### GIVEN INSTRUCTION
Skip the pictures and repeat each line of the data exactly.

----

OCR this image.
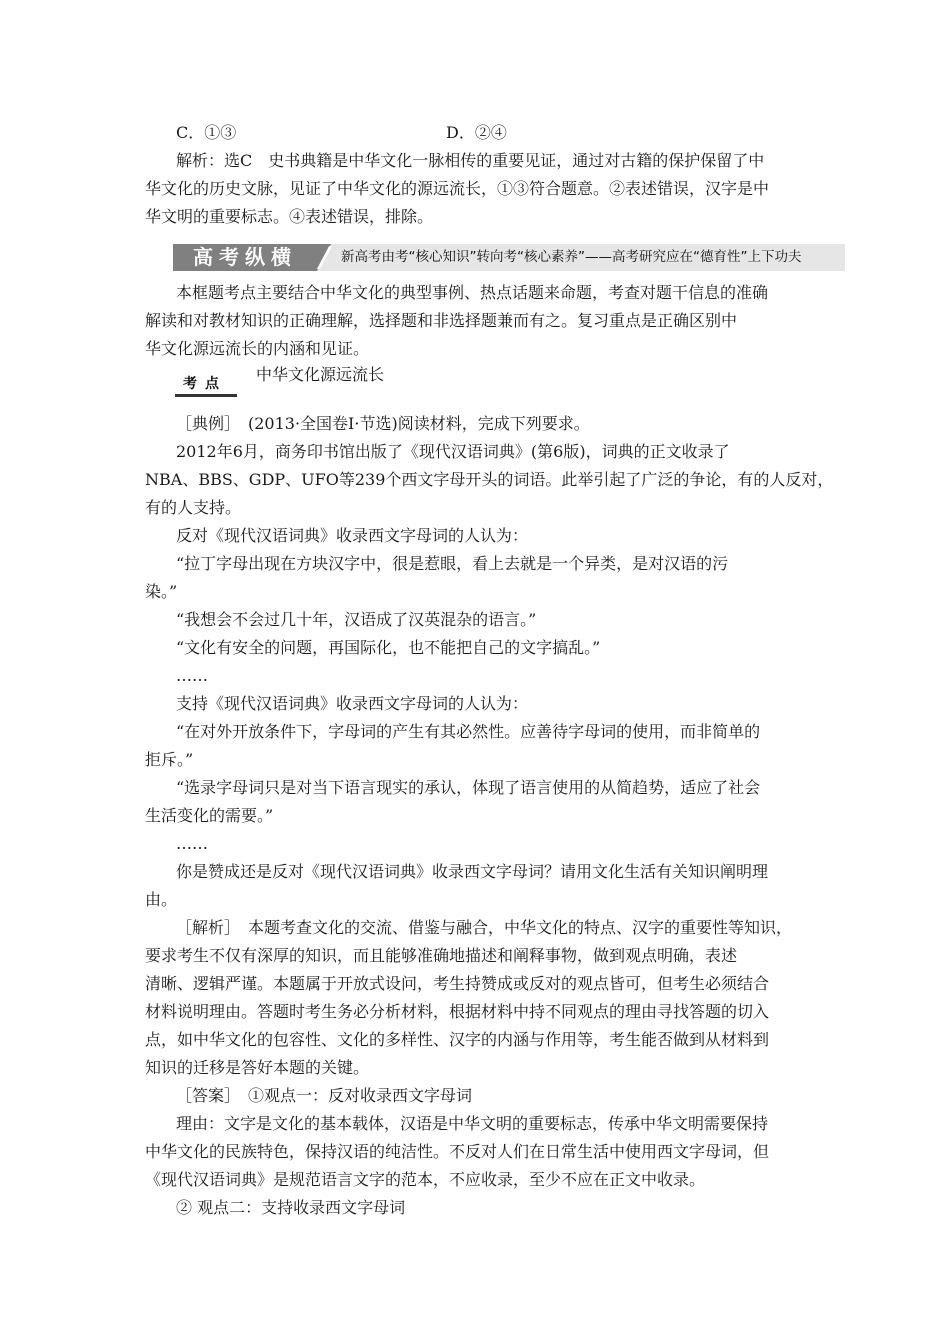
C．①③	D．②④
解析：选C　史书典籍是中华文化一脉相传的重要见证，通过对古籍的保护保留了中
华文化的历史文脉，见证了中华文化的源远流长，①③符合题意。②表述错误，汉字是中
华文明的重要标志。④表述错误，排除。
高考纵横	新高考由考“核心知识”转向考“核心素养”——高考研究应在“德育性”上下功夫
本框题考点主要结合中华文化的典型事例、热点话题来命题，考查对题干信息的准确
解读和对教材知识的正确理解，选择题和非选择题兼而有之。复习重点是正确区别中
华文化源远流长的内涵和见证。
考点	中华文化源远流长
［典例］　(2013·全国卷Ⅰ·节选)阅读材料，完成下列要求。
2012年6月，商务印书馆出版了《现代汉语词典》(第6版)，词典的正文收录了
NBA、BBS、GDP、UFO等239个西文字母开头的词语。此举引起了广泛的争论，有的人反对，
有的人支持。
反对《现代汉语词典》收录西文字母词的人认为：
“拉丁字母出现在方块汉字中，很是惹眼，看上去就是一个异类，是对汉语的污
染。”
“我想会不会过几十年，汉语成了汉英混杂的语言。”
“文化有安全的问题，再国际化，也不能把自己的文字搞乱。”
……
支持《现代汉语词典》收录西文字母词的人认为：
“在对外开放条件下，字母词的产生有其必然性。应善待字母词的使用，而非简单的
拒斥。”
“选录字母词只是对当下语言现实的承认，体现了语言使用的从简趋势，适应了社会
生活变化的需要。”
……
你是赞成还是反对《现代汉语词典》收录西文字母词？请用文化生活有关知识阐明理
由。
［解析］　本题考查文化的交流、借鉴与融合，中华文化的特点、汉字的重要性等知识，
要求考生不仅有深厚的知识，而且能够准确地描述和阐释事物，做到观点明确，表述
清晰、逻辑严谨。本题属于开放式设问，考生持赞成或反对的观点皆可，但考生必须结合
材料说明理由。答题时考生务必分析材料，根据材料中持不同观点的理由寻找答题的切入
点，如中华文化的包容性、文化的多样性、汉字的内涵与作用等，考生能否做到从材料到
知识的迁移是答好本题的关键。
［答案］　①观点一：反对收录西文字母词
理由：文字是文化的基本载体，汉语是中华文明的重要标志，传承中华文明需要保持
中华文化的民族特色，保持汉语的纯洁性。不反对人们在日常生活中使用西文字母词，但
《现代汉语词典》是规范语言文字的范本，不应收录，至少不应在正文中收录。
② 观点二：支持收录西文字母词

----

### RESULT FOR THIS EXERCISE
OCR this image.
C．①③	D．②④
解析：选C　史书典籍是中华文化一脉相传的重要见证，通过对古籍的保护保留了中
华文化的历史文脉，见证了中华文化的源远流长，①③符合题意。②表述错误，汉字是中
华文明的重要标志。④表述错误，排除。
高考纵横	新高考由考“核心知识”转向考“核心素养”——高考研究应在“德育性”上下功夫
本框题考点主要结合中华文化的典型事例、热点话题来命题，考查对题干信息的准确
解读和对教材知识的正确理解，选择题和非选择题兼而有之。复习重点是正确区别中
华文化源远流长的内涵和见证。
考点	中华文化源远流长
［典例］　(2013·全国卷Ⅰ·节选)阅读材料，完成下列要求。
2012年6月，商务印书馆出版了《现代汉语词典》(第6版)，词典的正文收录了
NBA、BBS、GDP、UFO等239个西文字母开头的词语。此举引起了广泛的争论，有的人反对，
有的人支持。
反对《现代汉语词典》收录西文字母词的人认为：
“拉丁字母出现在方块汉字中，很是惹眼，看上去就是一个异类，是对汉语的污
染。”
“我想会不会过几十年，汉语成了汉英混杂的语言。”
“文化有安全的问题，再国际化，也不能把自己的文字搞乱。”
……
支持《现代汉语词典》收录西文字母词的人认为：
“在对外开放条件下，字母词的产生有其必然性。应善待字母词的使用，而非简单的
拒斥。”
“选录字母词只是对当下语言现实的承认，体现了语言使用的从简趋势，适应了社会
生活变化的需要。”
……
你是赞成还是反对《现代汉语词典》收录西文字母词？请用文化生活有关知识阐明理
由。
［解析］　本题考查文化的交流、借鉴与融合，中华文化的特点、汉字的重要性等知识，
要求考生不仅有深厚的知识，而且能够准确地描述和阐释事物，做到观点明确，表述
清晰、逻辑严谨。本题属于开放式设问，考生持赞成或反对的观点皆可，但考生必须结合
材料说明理由。答题时考生务必分析材料，根据材料中持不同观点的理由寻找答题的切入
点，如中华文化的包容性、文化的多样性、汉字的内涵与作用等，考生能否做到从材料到
知识的迁移是答好本题的关键。
［答案］　①观点一：反对收录西文字母词
理由：文字是文化的基本载体，汉语是中华文明的重要标志，传承中华文明需要保持
中华文化的民族特色，保持汉语的纯洁性。不反对人们在日常生活中使用西文字母词，但
《现代汉语词典》是规范语言文字的范本，不应收录，至少不应在正文中收录。
② 观点二：支持收录西文字母词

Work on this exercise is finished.